Collected data

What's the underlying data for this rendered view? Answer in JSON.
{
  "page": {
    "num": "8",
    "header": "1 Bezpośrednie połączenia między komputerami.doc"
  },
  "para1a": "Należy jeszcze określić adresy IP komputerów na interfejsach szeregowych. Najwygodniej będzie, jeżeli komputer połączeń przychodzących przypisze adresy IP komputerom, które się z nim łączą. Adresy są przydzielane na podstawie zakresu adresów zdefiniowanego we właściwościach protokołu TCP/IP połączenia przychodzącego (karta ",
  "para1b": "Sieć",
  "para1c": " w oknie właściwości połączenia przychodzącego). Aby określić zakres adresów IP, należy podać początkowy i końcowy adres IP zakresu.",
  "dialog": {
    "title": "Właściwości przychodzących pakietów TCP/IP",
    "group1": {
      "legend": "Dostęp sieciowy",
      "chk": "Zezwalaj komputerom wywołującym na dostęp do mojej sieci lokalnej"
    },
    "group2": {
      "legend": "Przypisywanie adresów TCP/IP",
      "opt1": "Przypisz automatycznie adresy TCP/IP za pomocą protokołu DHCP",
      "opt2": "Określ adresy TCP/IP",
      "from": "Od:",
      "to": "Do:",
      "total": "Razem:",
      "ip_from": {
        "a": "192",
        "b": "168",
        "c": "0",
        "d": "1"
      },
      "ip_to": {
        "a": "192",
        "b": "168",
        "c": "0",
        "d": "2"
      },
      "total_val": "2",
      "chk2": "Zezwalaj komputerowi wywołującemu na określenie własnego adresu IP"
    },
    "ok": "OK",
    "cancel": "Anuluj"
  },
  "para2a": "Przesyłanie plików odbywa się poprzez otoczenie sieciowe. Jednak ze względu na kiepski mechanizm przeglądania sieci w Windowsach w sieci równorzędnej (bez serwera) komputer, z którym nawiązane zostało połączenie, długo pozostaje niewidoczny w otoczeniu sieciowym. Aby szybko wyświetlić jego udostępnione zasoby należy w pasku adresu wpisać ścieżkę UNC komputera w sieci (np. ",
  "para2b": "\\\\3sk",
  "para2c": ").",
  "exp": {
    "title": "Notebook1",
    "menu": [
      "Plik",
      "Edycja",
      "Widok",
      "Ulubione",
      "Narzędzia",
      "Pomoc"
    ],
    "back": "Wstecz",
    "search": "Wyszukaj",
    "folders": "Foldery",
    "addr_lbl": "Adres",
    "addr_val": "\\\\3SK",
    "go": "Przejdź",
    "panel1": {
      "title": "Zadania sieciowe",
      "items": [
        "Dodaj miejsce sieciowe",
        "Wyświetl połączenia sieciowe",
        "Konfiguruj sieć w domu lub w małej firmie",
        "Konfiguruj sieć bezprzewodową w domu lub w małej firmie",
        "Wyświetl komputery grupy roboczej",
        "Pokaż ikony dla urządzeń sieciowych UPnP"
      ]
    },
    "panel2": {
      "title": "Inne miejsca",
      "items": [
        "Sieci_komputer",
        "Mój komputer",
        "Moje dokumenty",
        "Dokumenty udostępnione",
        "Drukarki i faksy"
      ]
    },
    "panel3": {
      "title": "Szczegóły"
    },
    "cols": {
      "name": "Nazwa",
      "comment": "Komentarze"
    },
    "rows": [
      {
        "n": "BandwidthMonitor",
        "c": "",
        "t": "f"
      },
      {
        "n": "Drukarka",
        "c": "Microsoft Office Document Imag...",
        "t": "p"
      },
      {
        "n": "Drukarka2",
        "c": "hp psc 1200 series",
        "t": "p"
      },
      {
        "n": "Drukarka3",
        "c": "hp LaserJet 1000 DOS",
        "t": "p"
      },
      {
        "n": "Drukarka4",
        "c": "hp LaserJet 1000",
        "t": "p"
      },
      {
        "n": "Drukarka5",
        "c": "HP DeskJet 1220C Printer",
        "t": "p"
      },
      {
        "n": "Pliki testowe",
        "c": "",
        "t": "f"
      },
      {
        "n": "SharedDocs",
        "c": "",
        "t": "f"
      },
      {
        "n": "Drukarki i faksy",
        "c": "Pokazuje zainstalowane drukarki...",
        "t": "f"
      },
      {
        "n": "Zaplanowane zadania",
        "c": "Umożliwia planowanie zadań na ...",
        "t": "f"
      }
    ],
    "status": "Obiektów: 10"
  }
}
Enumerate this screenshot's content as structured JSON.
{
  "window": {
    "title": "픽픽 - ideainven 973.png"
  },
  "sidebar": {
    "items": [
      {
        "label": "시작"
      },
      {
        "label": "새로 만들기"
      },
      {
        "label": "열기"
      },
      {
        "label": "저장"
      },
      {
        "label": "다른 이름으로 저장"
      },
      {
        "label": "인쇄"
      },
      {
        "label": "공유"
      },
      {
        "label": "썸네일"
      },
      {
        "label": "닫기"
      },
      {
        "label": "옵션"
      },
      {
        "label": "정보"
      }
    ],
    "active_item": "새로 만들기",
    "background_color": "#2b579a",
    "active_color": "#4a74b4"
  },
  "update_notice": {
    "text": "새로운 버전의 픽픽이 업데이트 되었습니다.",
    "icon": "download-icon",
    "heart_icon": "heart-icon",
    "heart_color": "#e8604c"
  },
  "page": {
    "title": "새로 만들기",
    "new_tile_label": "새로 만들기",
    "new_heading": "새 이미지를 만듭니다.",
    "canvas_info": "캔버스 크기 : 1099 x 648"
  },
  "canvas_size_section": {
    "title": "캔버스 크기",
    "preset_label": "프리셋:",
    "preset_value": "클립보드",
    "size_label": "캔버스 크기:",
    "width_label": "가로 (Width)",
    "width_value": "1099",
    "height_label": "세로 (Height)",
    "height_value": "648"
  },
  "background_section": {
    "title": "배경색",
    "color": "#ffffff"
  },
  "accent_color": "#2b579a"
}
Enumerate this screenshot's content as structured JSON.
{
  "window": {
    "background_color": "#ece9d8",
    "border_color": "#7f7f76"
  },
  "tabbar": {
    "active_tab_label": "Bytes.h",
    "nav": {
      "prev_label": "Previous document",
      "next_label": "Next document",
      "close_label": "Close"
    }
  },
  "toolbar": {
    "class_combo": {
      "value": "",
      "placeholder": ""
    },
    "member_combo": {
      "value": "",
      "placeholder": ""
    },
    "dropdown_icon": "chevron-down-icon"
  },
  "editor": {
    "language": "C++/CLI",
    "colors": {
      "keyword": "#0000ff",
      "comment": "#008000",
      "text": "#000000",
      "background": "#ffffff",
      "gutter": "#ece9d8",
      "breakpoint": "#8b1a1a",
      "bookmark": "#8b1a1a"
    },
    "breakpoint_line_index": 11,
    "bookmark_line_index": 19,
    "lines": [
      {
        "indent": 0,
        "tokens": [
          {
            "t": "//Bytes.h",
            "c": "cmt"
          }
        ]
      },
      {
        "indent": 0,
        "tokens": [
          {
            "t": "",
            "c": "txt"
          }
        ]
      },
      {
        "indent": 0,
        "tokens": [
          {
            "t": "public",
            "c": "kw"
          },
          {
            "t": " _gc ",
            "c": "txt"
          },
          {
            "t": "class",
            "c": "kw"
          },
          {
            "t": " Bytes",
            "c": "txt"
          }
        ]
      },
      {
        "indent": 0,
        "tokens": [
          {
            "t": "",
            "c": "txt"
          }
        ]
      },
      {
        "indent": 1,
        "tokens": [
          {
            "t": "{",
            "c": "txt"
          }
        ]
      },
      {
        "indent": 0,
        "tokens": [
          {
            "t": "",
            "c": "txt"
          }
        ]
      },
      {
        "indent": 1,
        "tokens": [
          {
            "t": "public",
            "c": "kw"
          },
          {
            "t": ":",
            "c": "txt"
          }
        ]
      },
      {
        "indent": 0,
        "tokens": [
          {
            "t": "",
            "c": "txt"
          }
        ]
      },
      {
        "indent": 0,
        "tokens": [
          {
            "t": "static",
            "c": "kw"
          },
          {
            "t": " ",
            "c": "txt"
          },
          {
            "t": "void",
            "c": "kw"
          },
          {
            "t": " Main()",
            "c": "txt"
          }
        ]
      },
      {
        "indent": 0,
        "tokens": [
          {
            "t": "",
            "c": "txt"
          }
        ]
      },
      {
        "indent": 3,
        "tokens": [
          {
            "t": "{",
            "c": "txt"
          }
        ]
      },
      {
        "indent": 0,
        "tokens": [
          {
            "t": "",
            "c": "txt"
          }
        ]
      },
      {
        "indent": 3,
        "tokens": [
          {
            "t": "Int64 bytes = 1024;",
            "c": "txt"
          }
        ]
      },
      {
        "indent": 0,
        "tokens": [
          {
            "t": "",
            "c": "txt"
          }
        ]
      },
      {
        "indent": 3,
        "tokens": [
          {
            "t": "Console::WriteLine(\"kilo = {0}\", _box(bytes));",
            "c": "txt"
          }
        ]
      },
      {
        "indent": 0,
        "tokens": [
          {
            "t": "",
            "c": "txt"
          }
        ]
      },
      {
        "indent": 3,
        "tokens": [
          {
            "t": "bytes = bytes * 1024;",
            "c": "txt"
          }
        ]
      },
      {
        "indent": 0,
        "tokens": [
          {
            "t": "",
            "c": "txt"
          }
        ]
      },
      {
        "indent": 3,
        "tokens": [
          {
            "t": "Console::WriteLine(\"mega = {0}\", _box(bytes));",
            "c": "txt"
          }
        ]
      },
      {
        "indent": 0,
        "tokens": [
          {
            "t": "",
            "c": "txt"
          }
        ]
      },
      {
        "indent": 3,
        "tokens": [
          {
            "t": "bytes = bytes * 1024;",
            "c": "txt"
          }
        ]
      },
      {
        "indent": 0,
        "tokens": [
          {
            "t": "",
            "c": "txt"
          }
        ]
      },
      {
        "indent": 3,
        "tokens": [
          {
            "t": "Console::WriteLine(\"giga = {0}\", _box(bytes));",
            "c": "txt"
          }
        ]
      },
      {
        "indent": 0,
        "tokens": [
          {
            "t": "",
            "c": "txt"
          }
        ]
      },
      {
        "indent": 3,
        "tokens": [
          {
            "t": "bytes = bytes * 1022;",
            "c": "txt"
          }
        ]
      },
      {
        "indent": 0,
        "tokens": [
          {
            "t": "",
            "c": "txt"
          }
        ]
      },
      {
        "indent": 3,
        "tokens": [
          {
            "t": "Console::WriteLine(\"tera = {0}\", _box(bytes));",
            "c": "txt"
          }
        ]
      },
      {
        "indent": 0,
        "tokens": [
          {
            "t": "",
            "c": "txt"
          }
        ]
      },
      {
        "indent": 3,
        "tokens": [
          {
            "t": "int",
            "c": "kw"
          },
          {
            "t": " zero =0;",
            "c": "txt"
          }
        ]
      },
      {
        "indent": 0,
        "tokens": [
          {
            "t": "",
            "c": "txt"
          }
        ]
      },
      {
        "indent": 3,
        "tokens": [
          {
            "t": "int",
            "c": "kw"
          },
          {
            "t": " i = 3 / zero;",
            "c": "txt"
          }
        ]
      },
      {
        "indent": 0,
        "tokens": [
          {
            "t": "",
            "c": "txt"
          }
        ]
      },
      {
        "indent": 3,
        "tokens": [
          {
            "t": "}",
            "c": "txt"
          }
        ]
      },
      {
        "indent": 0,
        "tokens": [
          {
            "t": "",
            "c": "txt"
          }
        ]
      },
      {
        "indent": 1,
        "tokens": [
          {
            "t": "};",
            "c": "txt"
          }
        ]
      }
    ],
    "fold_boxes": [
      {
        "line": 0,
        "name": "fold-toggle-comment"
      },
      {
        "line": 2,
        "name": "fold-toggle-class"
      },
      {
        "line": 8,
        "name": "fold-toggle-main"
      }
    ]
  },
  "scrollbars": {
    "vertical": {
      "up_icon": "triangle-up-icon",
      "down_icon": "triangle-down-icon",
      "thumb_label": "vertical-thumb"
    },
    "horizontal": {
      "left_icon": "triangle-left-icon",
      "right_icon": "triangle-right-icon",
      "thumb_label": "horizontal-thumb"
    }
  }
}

§ THE REQUEST: Report every line in the data above in which the word "LaserJet" appears.

§ RESPONSE TO THE EXERCISE:
        "c": "hp LaserJet 1000 DOS",
        "c": "hp LaserJet 1000",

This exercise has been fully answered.